>> Begin LISTED RECORDS
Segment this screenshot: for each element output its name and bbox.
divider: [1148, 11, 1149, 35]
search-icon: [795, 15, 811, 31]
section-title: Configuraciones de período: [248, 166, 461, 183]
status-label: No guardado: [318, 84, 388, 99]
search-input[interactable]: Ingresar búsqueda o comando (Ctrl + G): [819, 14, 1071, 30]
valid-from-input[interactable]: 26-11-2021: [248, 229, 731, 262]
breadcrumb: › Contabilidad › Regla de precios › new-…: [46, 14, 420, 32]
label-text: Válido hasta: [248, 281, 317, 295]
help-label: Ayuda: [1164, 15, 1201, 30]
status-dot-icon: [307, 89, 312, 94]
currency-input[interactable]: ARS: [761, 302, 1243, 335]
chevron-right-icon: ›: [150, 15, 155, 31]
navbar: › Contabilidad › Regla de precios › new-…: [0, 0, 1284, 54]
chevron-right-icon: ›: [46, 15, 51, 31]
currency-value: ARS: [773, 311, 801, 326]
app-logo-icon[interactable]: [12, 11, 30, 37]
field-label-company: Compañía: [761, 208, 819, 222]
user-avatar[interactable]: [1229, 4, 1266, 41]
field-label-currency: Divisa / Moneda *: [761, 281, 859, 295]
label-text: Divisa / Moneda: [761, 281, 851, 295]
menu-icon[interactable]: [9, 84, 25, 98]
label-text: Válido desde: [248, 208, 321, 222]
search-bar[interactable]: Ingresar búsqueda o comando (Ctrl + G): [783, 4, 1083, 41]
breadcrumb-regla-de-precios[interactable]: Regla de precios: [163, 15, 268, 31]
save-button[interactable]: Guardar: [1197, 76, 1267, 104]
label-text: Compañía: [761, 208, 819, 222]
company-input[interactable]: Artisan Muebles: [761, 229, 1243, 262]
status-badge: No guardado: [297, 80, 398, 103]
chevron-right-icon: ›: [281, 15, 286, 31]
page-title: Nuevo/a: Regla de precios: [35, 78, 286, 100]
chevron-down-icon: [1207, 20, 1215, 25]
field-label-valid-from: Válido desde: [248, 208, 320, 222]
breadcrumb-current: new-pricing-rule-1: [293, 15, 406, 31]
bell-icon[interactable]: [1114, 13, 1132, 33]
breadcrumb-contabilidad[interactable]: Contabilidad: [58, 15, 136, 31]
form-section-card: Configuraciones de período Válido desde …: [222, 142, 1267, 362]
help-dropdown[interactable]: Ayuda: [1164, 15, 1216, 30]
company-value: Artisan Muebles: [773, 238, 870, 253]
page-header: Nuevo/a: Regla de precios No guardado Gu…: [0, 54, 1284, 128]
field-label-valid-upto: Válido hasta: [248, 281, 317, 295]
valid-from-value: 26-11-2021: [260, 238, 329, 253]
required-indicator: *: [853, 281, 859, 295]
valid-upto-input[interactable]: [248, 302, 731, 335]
>> End LISTED RECORDS
>> Begin LISTED RECORDS
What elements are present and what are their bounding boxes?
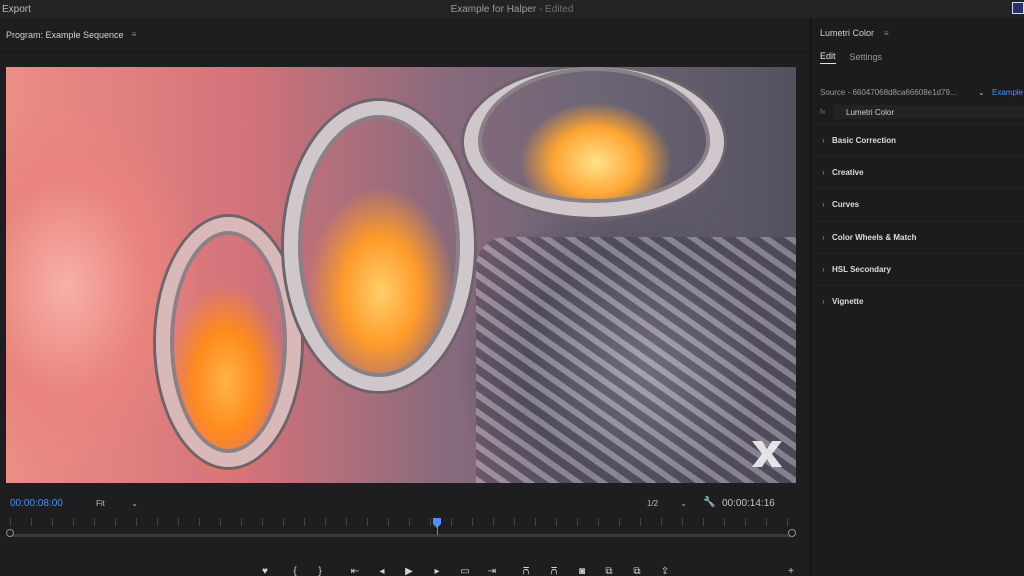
>> End LISTED RECORDS
**INSTRUCTION:** Copy the records without any change, from the line with "Segment this screenshot: for" up to and including the line with "status-label: No guardado: [318, 84, 388, 99]".

**TASK RESULT:**
Segment this screenshot: for each element output its name and bbox.
divider: [1148, 11, 1149, 35]
search-icon: [795, 15, 811, 31]
section-title: Configuraciones de período: [248, 166, 461, 183]
status-label: No guardado: [318, 84, 388, 99]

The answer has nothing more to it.